→ **TASK BRIEF**
Find every line with the string "sống" in it, count them, and reply with that count only.

## START

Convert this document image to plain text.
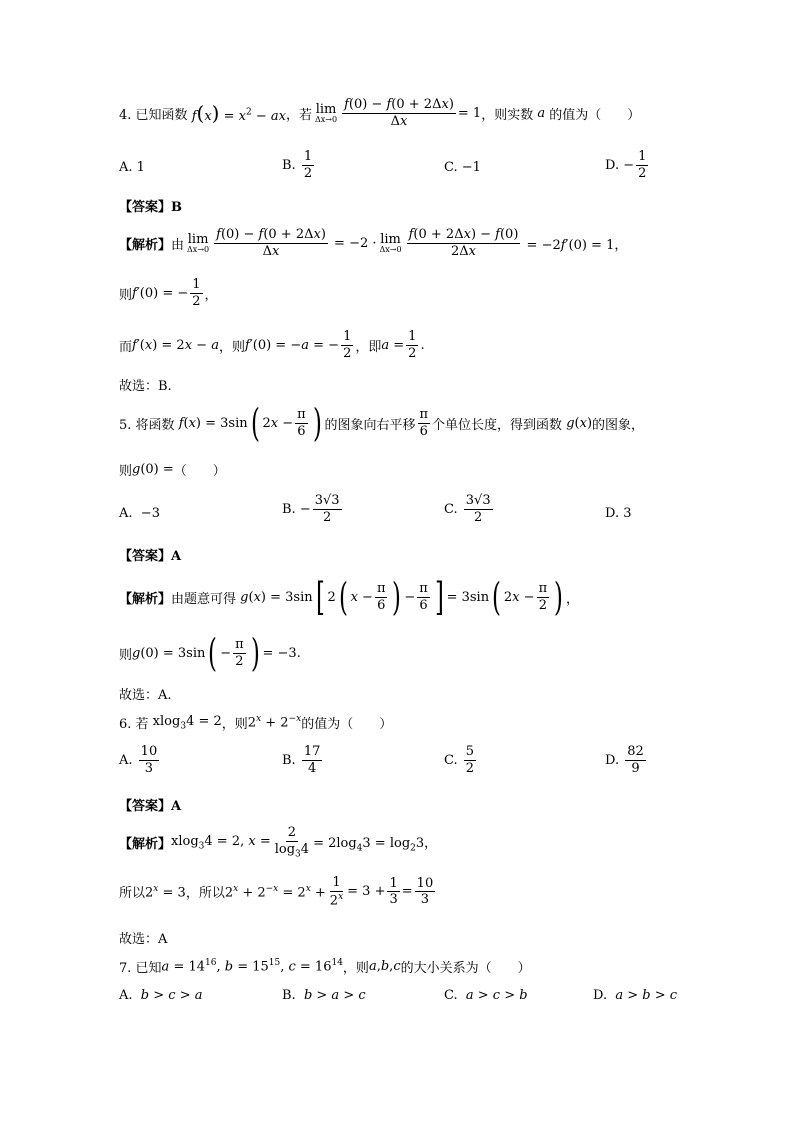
4. 已知函数 $f(x) = x^2$ − ax ，若 lim
$\Delta x\to 0 \frac{f(0) - f(0 + 2\Delta x)}{\Delta x} = 1$ ，则实数 a 的值为（　　）
A.
1	B.
$\frac{1}{2}$	C.
−1	D.
− $\frac{1}{2}$
【答案】B
【解析】 由 lim
$\Delta x\to 0 \frac{f(0) - f(0 + 2\Delta x)}{\Delta x} = -2 \cdot \lim$
$\Delta x\to 0 \frac{f(0 + 2\Delta x) - f(0)}{2\Delta x} = -2f'(0) = 1$，
则 f′(0) = − $\frac{1}{2}$ ，
而 f′(x) = 2x − a ，则 f′(0) = −a = − $\frac{1}{2}$ ，即 $a = \frac{1}{2}$ .
故选：B.
5. 将函数 f(x) = 3sin ( $2x - \frac{\pi}{6}$ ) 的图象向右平移 $\frac{\pi}{6}$ 个单位长度，得到函数 g(x) 的图象，
则 g(0) = （　　）
A.
−3	B.
− $\frac{3√3}{2}$	C.
$\frac{3√3}{2}$	D.
3
【答案】A
【解析】 由题意可得 g(x) = 3sin [ 2 ( $x - \frac{\pi}{6}$ ) − $\frac{\pi}{6}$ ] = 3sin ( $2x - \frac{\pi}{2}$ ) ，
则 g(0) = 3sin ( − $\frac{\pi}{2}$ ) = −3.
故选：A.
6. 若 xlog$_3$4 = 2 ，则 $2^x + 2^{-x}$ 的值为（　　）
A.
$\frac{10}{3}$	B.
$\frac{17}{4}$	C.
$\frac{5}{2}$	D.
$\frac{82}{9}$
【答案】A
【解析】 xlog$_3$4 = 2, $x = \frac{2}{\log_34} = 2\log_43 = \log_23$，
所以 $2^x = 3$ ，所以 $2^x + 2^{-x} = 2^x + \frac{1}{2^x} = 3 + \frac{1}{3} = \frac{10}{3}$
故选：A
7. 已知 $a = 14^{16}$, $b = 15^{15}$, $c = 16^{14}$ ，则 a,b,c 的大小关系为（　　）
A.
b > c > a	B.
b > a > c	C.
a > c > b	D.
a > b > c
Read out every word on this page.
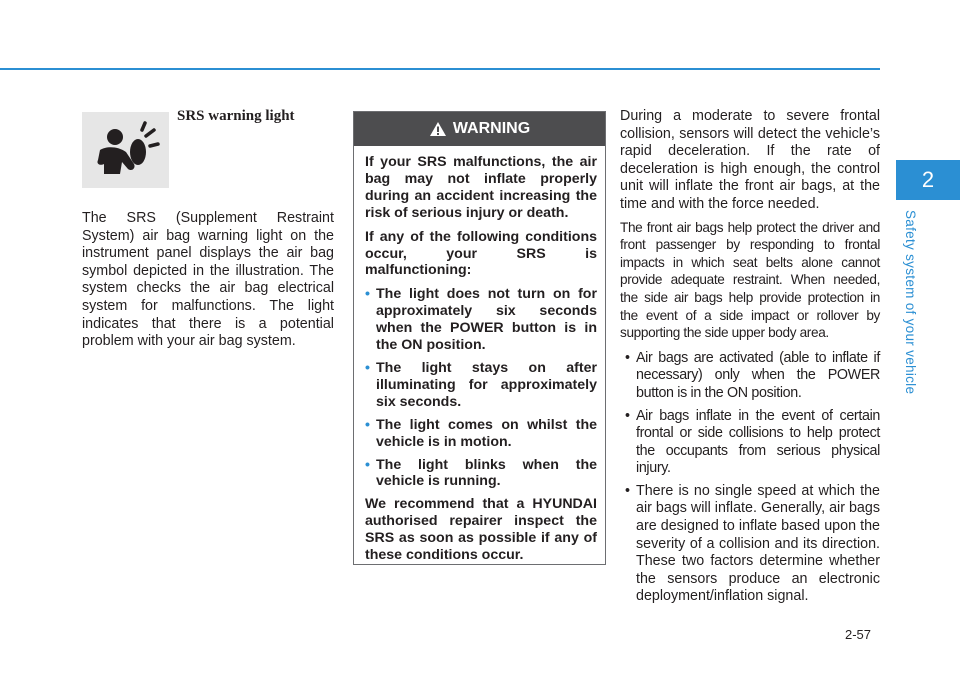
SRS warning light

The SRS (Supplement Restraint System) air bag warning light on the instrument panel displays the air bag symbol depicted in the illustration. The system checks the air bag electrical system for malfunctions. The light indicates that there is a potential problem with your air bag system.

WARNING

If your SRS malfunctions, the air bag may not inflate properly during an accident increasing the risk of serious injury or death.

If any of the following conditions occur, your SRS is malfunctioning:

• The light does not turn on for approximately six seconds when the POWER button is in the ON position.
• The light stays on after illuminating for approximately six seconds.
• The light comes on whilst the vehicle is in motion.
• The light blinks when the vehicle is running.

We recommend that a HYUNDAI authorised repairer inspect the SRS as soon as possible if any of these conditions occur.

During a moderate to severe frontal collision, sensors will detect the vehicle’s rapid deceleration. If the rate of deceleration is high enough, the control unit will inflate the front air bags, at the time and with the force needed.

The front air bags help protect the driver and front passenger by responding to frontal impacts in which seat belts alone cannot provide adequate restraint. When needed, the side air bags help provide protection in the event of a side impact or rollover by supporting the side upper body area.

• Air bags are activated (able to inflate if necessary) only when the POWER button is in the ON position.
• Air bags inflate in the event of certain frontal or side collisions to help protect the occupants from serious physical injury.
• There is no single speed at which the air bags will inflate. Generally, air bags are designed to inflate based upon the severity of a collision and its direction. These two factors determine whether the sensors produce an electronic deployment/inflation signal.
2
Safety system of your vehicle
2-57
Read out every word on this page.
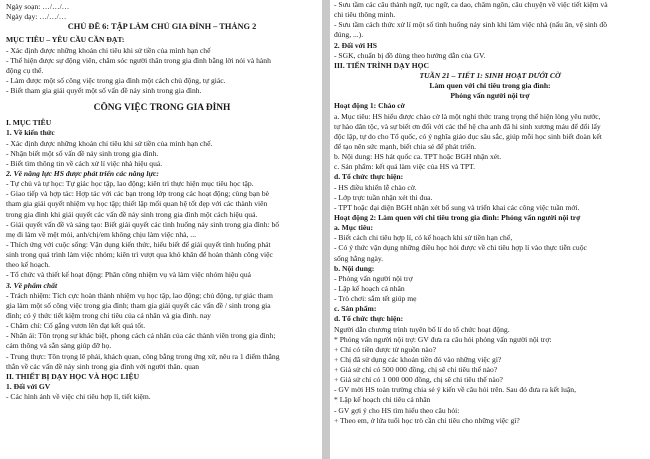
Ngày soạn: …/…/…
Ngày dạy: …/…/…
CHỦ ĐỀ 6: TẬP LÀM CHỦ GIA ĐÌNH – THÁNG 2
MỤC TIÊU – YÊU CẦU CẦN ĐẠT:
- Xác định được những khoản chi tiêu khi sử tiền của mình hạn chế
- Thể hiện được sự động viên, chăm sóc người thân trong gia đình bằng lời nói và hành
động cụ thể.
- Làm được một số công việc trong gia đình một cách chủ động, tự giác.
- Biết tham gia giải quyết một số vấn đề nảy sinh trong gia đình.
CÔNG VIỆC TRONG GIA ĐÌNH
I. MỤC TIÊU
1. Về kiến thức
- Xác định được những khoản chi tiêu khi sử tiền của mình hạn chế.
- Nhận biết một số vấn đề nảy sinh trong gia đình.
- Biết tìm thông tin về cách xử lí việc nhà hiệu quả.
2. Về năng lực HS được phát triển các năng lực:
- Tự chủ và tự học: Tự giác học tập, lao động; kiên trì thực hiện mục tiêu học tập.
- Giao tiếp và hợp tác: Hợp tác với các bạn trong lớp trong các hoạt động; cùng bạn bè
tham gia giải quyết nhiệm vụ học tập; thiết lập mối quan hệ tốt đẹp với các thành viên
trong gia đình khi giải quyết các vấn đề nảy sinh trong gia đình một cách hiệu quả.
- Giải quyết vấn đề và sáng tạo: Biết giải quyết các tình huống nảy sinh trong gia đình: bố
mẹ đi làm về mệt mỏi, anh/chị/em không chịu làm việc nhà, ...
- Thích ứng với cuộc sống: Vận dụng kiến thức, hiểu biết để giải quyết tình huống phát
sinh trong quá trình làm việc nhóm; kiên trì vượt qua khó khăn để hoàn thành công việc
theo kế hoạch.
- Tổ chức và thiết kế hoạt động: Phân công nhiệm vụ và làm việc nhóm hiệu quả
3. Về phẩm chất
- Trách nhiệm: Tích cực hoàn thành nhiệm vụ học tập, lao động; chủ động, tự giác tham
gia làm một số công việc trong gia đình; tham gia giải quyết các vấn đề / sinh trong gia
đình; có ý thức tiết kiệm trong chi tiêu của cá nhân và gia đình. nay
- Chăm chỉ: Cố gắng vươn lên đạt kết quả tốt.
- Nhân ái: Tôn trọng sự khác biệt, phong cách cá nhân của các thành viên trong gia đình;
cảm thông và sẵn sàng giúp đỡ họ.
- Trung thực: Tôn trọng lẽ phải, khách quan, công bằng trong ứng xử, nêu ra 1 điểm thẳng
thắn về các vấn đề nảy sinh trong gia đình với người thân. quan
II. THIẾT BỊ DẠY HỌC VÀ HỌC LIỆU
1. Đối với GV
- Các hình ảnh về việc chi tiêu hợp lí, tiết kiệm.
- Sưu tầm các câu thành ngữ, tục ngữ, ca dao, châm ngôn, câu chuyện về việc tiết kiệm và
chi tiêu thông minh.
- Sưu tầm cách thức xử lí một số tình huống nảy sinh khi làm việc nhà (nấu ăn, vệ sinh đồ
đúng, ...).
2. Đối với HS
- SGK, chuẩn bị đồ dùng theo hướng dẫn của GV.
III. TIẾN TRÌNH DẠY HỌC
TUẦN 21 – TIẾT 1: SINH HOẠT DƯỚI CỜ
Làm quen với chi tiêu trong gia đình:
Phỏng vấn người nội trợ
Hoạt động 1: Chào cờ
a. Mục tiêu: HS hiểu được chào cờ là một nghi thức trang trọng thể hiện lòng yêu nước,
tự hào dân tộc, và sự biết ơn đối với các thế hệ cha anh đã hi sinh xương máu để đổi lấy
độc lập, tự do cho Tổ quốc, có ý nghĩa giáo dục sâu sắc, giúp mỗi học sinh biết đoàn kết
để tạo nên sức mạnh, biết chia sẻ để phát triển.
b. Nội dung: HS hát quốc ca. TPT hoặc BGH nhận xét.
c. Sản phẩm: kết quả làm việc của HS và TPT.
d. Tổ chức thực hiện:
- HS điều khiển lễ chào cờ.
- Lớp trực tuần nhận xét thi đua.
- TPT hoặc đại diện BGH nhận xét bổ sung và triển khai các công việc tuần mới.
Hoạt động 2: Làm quen với chi tiêu trong gia đình: Phỏng vấn người nội trợ
a. Mục tiêu:
- Biết cách chi tiêu hợp lí, có kế hoạch khi sử tiền hạn chế,
- Có ý thức vận dụng những điều học hỏi được về chi tiêu hợp lí vào thực tiễn cuộc
sống hằng ngày.
b. Nội dung:
- Phỏng vấn người nội trợ
- Lập kế hoạch cá nhân
- Trò chơi: sắm tết giúp mẹ
c. Sản phẩm:
d. Tổ chức thực hiện:
Người dẫn chương trình tuyên bố lí do tổ chức hoạt động.
* Phỏng vấn người nội trợ: GV đưa ra câu hỏi phỏng vấn người nội trợ:
+ Chỉ có tiền được từ nguồn nào?
+ Chị đã sử dụng các khoản tiền đó vào những việc gì?
+ Giả sử chỉ có 500 000 đồng, chị sẽ chi tiêu thế nào?
+ Giả sử chỉ có 1 000 000 đồng, chị sẽ chi tiêu thế nào?
- GV mời HS toàn trường chia sẻ ý kiến về câu hỏi trên. Sau đó đưa ra kết luận,
* Lập kế hoạch chi tiêu cá nhân
- GV gợi ý cho HS tìm hiểu theo câu hỏi:
+ Theo em, ở lứa tuổi học trò cần chi tiêu cho những việc gì?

## END

→ **SOLUTION TO THIS EXERCISE**
2